Dataset entries
>>>>

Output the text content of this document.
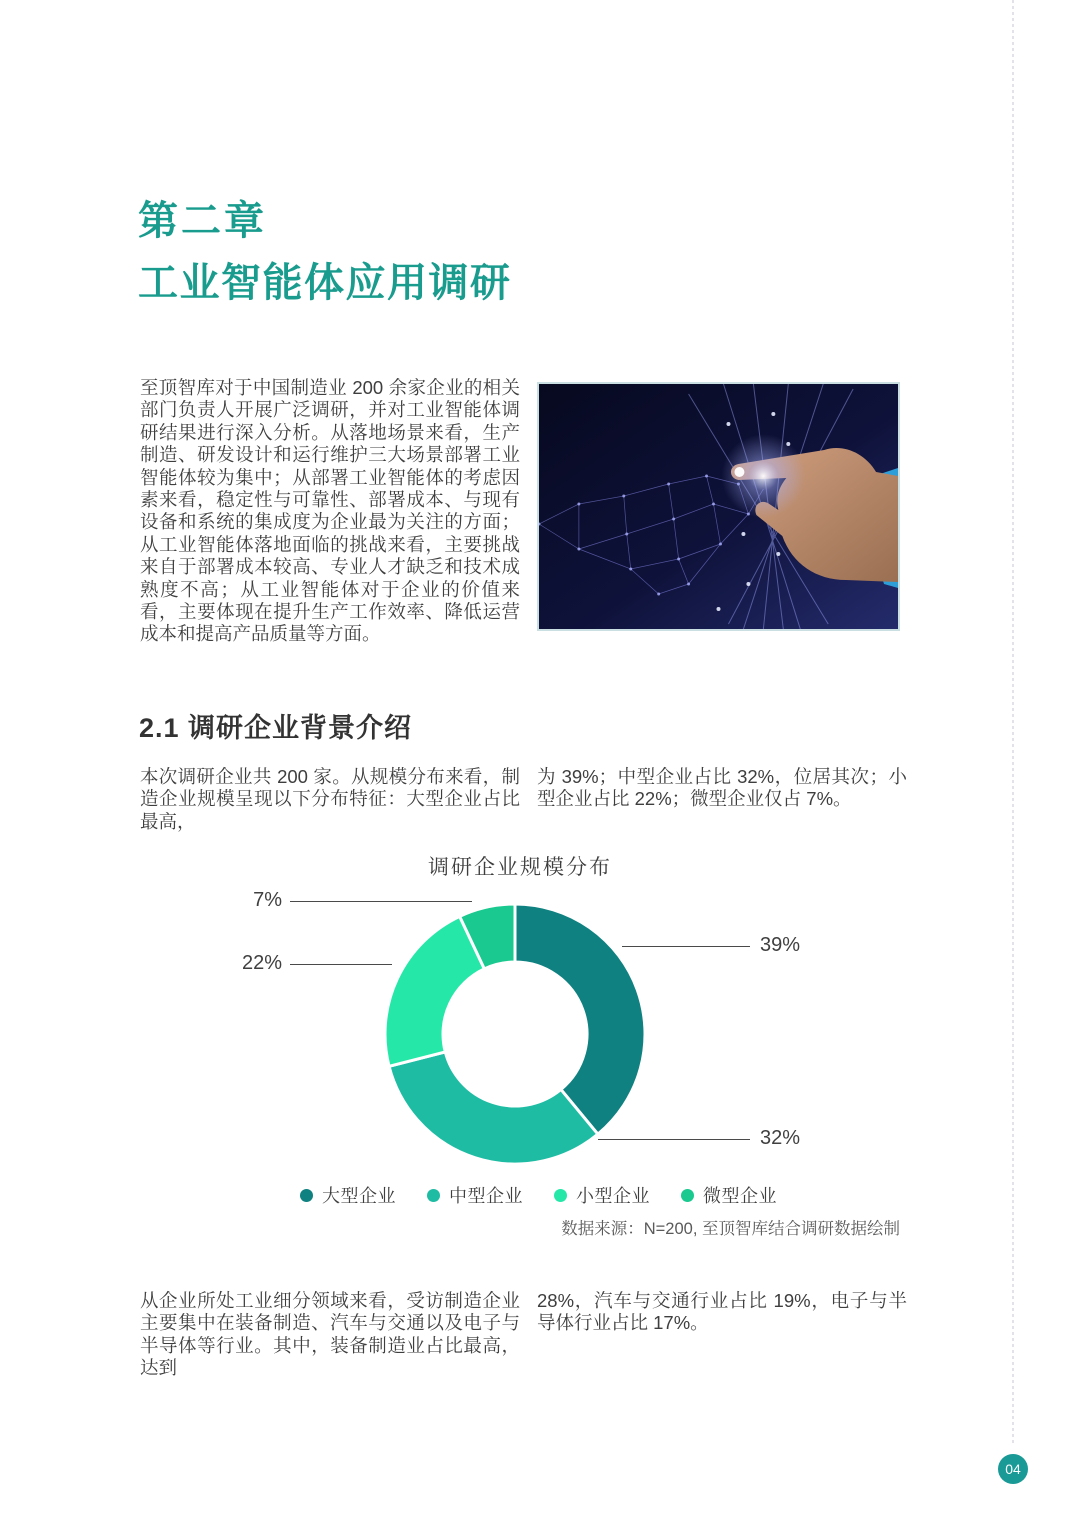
第二章
工业智能体应用调研
至顶智库对于中国制造业 200 余家企业的相关部门负责人开展广泛调研，并对工业智能体调研结果进行深入分析。从落地场景来看，生产制造、研发设计和运行维护三大场景部署工业智能体较为集中；从部署工业智能体的考虑因素来看，稳定性与可靠性、部署成本、与现有设备和系统的集成度为企业最为关注的方面；从工业智能体落地面临的挑战来看，主要挑战来自于部署成本较高、专业人才缺乏和技术成熟度不高；从工业智能体对于企业的价值来看，主要体现在提升生产工作效率、降低运营成本和提高产品质量等方面。
2.1 调研企业背景介绍
本次调研企业共 200 家。从规模分布来看，制造企业规模呈现以下分布特征：大型企业占比最高，
为 39%；中型企业占比 32%，位居其次；小型企业占比 22%；微型企业仅占 7%。
调研企业规模分布
39%
32%
22%
7%
大型企业	中型企业	小型企业	微型企业
数据来源：N=200, 至顶智库结合调研数据绘制
从企业所处工业细分领域来看，受访制造企业主要集中在装备制造、汽车与交通以及电子与半导体等行业。其中，装备制造业占比最高，达到
28%，汽车与交通行业占比 19%，电子与半导体行业占比 17%。
04
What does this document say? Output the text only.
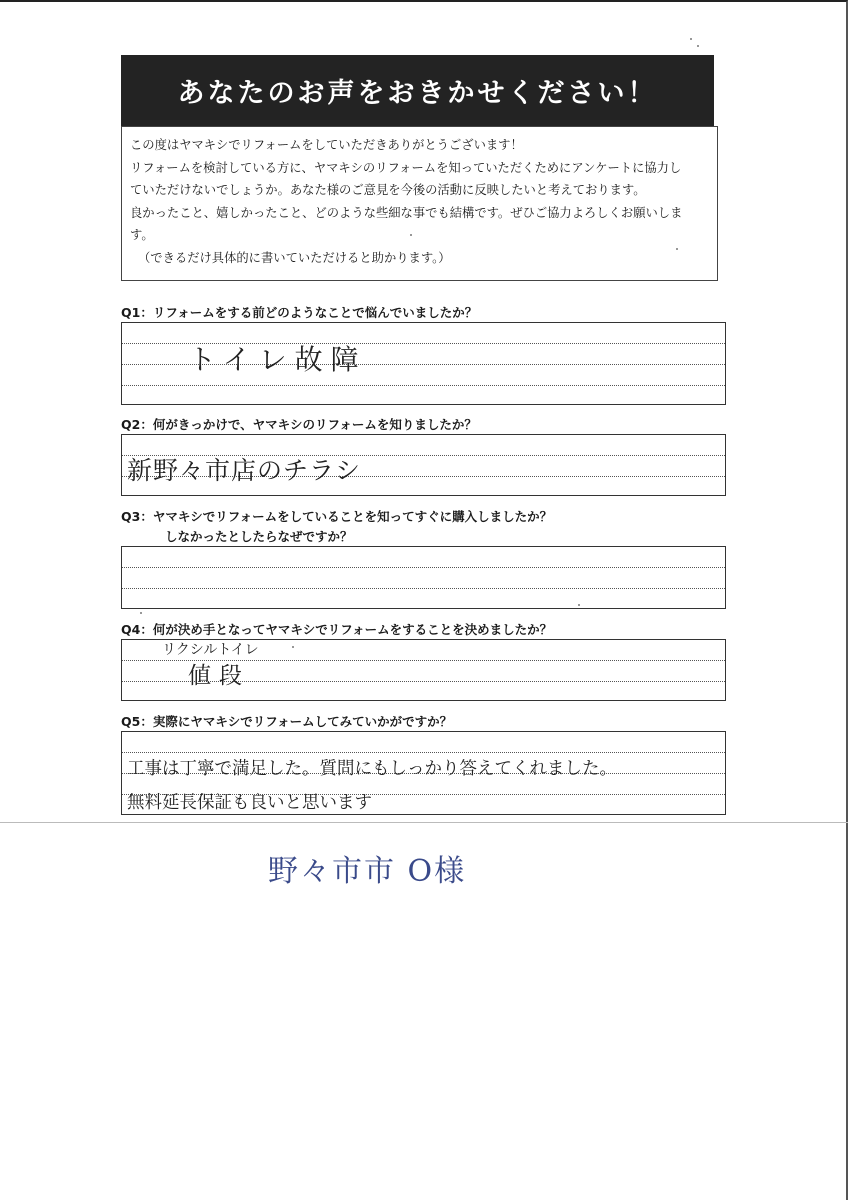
あなたのお声をおきかせください！

この度はヤマキシでリフォームをしていただきありがとうございます！

リフォームを検討している方に、ヤマキシのリフォームを知っていただくためにアンケートに協力し

ていただけないでしょうか。あなた様のご意見を今後の活動に反映したいと考えております。

良かったこと、嬉しかったこと、どのような些細な事でも結構です。ぜひご協力よろしくお願いしま

す。

（できるだけ具体的に書いていただけると助かります。）

Q1：リフォームをする前どのようなことで悩んでいましたか？
トイレ故障
Q2：何がきっかけで、ヤマキシのリフォームを知りましたか？
新野々市店のチラシ
Q3：ヤマキシでリフォームをしていることを知ってすぐに購入しましたか？
しなかったとしたらなぜですか？
Q4：何が決め手となってヤマキシでリフォームをすることを決めましたか？
リクシルトイレ
値段
Q5：実際にヤマキシでリフォームしてみていかがですか？
工事は丁寧で満足した。質問にもしっかり答えてくれました。
無料延長保証も良いと思います
野々市市 O様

<<<<

#### Stated exercise:
Make an exact copy of the data above, pictures excluded.

#### Result for this exercise:
Output the text content of this document.
第二章
工业智能体应用调研
至顶智库对于中国制造业 200 余家企业的相关部门负责人开展广泛调研，并对工业智能体调研结果进行深入分析。从落地场景来看，生产制造、研发设计和运行维护三大场景部署工业智能体较为集中；从部署工业智能体的考虑因素来看，稳定性与可靠性、部署成本、与现有设备和系统的集成度为企业最为关注的方面；从工业智能体落地面临的挑战来看，主要挑战来自于部署成本较高、专业人才缺乏和技术成熟度不高；从工业智能体对于企业的价值来看，主要体现在提升生产工作效率、降低运营成本和提高产品质量等方面。
2.1 调研企业背景介绍
本次调研企业共 200 家。从规模分布来看，制造企业规模呈现以下分布特征：大型企业占比最高，
为 39%；中型企业占比 32%，位居其次；小型企业占比 22%；微型企业仅占 7%。
调研企业规模分布
39%
32%
22%
7%
大型企业	中型企业	小型企业	微型企业
数据来源：N=200, 至顶智库结合调研数据绘制
从企业所处工业细分领域来看，受访制造企业主要集中在装备制造、汽车与交通以及电子与半导体等行业。其中，装备制造业占比最高，达到
28%，汽车与交通行业占比 19%，电子与半导体行业占比 17%。
04
What does this document say? Output the text only.
あなたのお声をおきかせください！

この度はヤマキシでリフォームをしていただきありがとうございます！

リフォームを検討している方に、ヤマキシのリフォームを知っていただくためにアンケートに協力し

ていただけないでしょうか。あなた様のご意見を今後の活動に反映したいと考えております。

良かったこと、嬉しかったこと、どのような些細な事でも結構です。ぜひご協力よろしくお願いしま

す。

（できるだけ具体的に書いていただけると助かります。）

Q1：リフォームをする前どのようなことで悩んでいましたか？
トイレ故障
Q2：何がきっかけで、ヤマキシのリフォームを知りましたか？
新野々市店のチラシ
Q3：ヤマキシでリフォームをしていることを知ってすぐに購入しましたか？
しなかったとしたらなぜですか？
Q4：何が決め手となってヤマキシでリフォームをすることを決めましたか？
リクシルトイレ
値段
Q5：実際にヤマキシでリフォームしてみていかがですか？
工事は丁寧で満足した。質問にもしっかり答えてくれました。
無料延長保証も良いと思います
野々市市 O様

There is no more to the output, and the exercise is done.